:: CHALLENGE ::
The data below is to be returned in full and exactly.

+---+

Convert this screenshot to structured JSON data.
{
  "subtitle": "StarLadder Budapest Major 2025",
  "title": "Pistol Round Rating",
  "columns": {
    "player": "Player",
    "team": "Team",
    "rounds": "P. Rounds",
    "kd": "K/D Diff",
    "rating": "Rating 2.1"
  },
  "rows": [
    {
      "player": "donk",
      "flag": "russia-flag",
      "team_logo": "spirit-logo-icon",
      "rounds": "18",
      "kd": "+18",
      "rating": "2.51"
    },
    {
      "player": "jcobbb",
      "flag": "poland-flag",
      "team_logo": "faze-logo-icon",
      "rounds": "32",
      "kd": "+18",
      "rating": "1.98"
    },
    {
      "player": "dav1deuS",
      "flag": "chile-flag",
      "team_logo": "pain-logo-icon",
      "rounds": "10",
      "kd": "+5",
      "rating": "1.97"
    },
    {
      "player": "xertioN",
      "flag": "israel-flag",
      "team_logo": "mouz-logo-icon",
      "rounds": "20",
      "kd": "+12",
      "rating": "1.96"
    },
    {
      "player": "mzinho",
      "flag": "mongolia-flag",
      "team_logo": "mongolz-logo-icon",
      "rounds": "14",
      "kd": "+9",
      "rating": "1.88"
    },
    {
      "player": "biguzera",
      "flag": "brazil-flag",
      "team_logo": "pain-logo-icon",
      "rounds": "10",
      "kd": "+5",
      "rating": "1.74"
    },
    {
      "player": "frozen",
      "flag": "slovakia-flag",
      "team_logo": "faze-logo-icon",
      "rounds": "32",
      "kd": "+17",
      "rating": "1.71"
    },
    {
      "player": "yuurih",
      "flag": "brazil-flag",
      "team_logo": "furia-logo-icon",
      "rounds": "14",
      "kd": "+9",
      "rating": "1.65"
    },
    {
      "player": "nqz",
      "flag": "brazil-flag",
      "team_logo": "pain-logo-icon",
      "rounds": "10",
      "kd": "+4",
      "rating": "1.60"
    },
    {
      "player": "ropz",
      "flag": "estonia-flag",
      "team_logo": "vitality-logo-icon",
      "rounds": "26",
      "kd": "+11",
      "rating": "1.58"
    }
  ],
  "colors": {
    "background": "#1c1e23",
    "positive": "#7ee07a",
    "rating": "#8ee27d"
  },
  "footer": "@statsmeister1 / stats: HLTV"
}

+---+

:: SOLUTION TO THE PROBLEM ::
Convert this screenshot to structured JSON data.
{
  "subtitle": "StarLadder Budapest Major 2025",
  "title": "Pistol Round Rating",
  "columns": {
    "player": "Player",
    "team": "Team",
    "rounds": "P. Rounds",
    "kd": "K/D Diff",
    "rating": "Rating 2.1"
  },
  "rows": [
    {
      "player": "donk",
      "flag": "russia-flag",
      "team_logo": "spirit-logo-icon",
      "rounds": "18",
      "kd": "+18",
      "rating": "2.51"
    },
    {
      "player": "jcobbb",
      "flag": "poland-flag",
      "team_logo": "faze-logo-icon",
      "rounds": "32",
      "kd": "+18",
      "rating": "1.98"
    },
    {
      "player": "dav1deuS",
      "flag": "chile-flag",
      "team_logo": "pain-logo-icon",
      "rounds": "10",
      "kd": "+5",
      "rating": "1.97"
    },
    {
      "player": "xertioN",
      "flag": "israel-flag",
      "team_logo": "mouz-logo-icon",
      "rounds": "20",
      "kd": "+12",
      "rating": "1.96"
    },
    {
      "player": "mzinho",
      "flag": "mongolia-flag",
      "team_logo": "mongolz-logo-icon",
      "rounds": "14",
      "kd": "+9",
      "rating": "1.88"
    },
    {
      "player": "biguzera",
      "flag": "brazil-flag",
      "team_logo": "pain-logo-icon",
      "rounds": "10",
      "kd": "+5",
      "rating": "1.74"
    },
    {
      "player": "frozen",
      "flag": "slovakia-flag",
      "team_logo": "faze-logo-icon",
      "rounds": "32",
      "kd": "+17",
      "rating": "1.71"
    },
    {
      "player": "yuurih",
      "flag": "brazil-flag",
      "team_logo": "furia-logo-icon",
      "rounds": "14",
      "kd": "+9",
      "rating": "1.65"
    },
    {
      "player": "nqz",
      "flag": "brazil-flag",
      "team_logo": "pain-logo-icon",
      "rounds": "10",
      "kd": "+4",
      "rating": "1.60"
    },
    {
      "player": "ropz",
      "flag": "estonia-flag",
      "team_logo": "vitality-logo-icon",
      "rounds": "26",
      "kd": "+11",
      "rating": "1.58"
    }
  ],
  "colors": {
    "background": "#1c1e23",
    "positive": "#7ee07a",
    "rating": "#8ee27d"
  },
  "footer": "@statsmeister1 / stats: HLTV"
}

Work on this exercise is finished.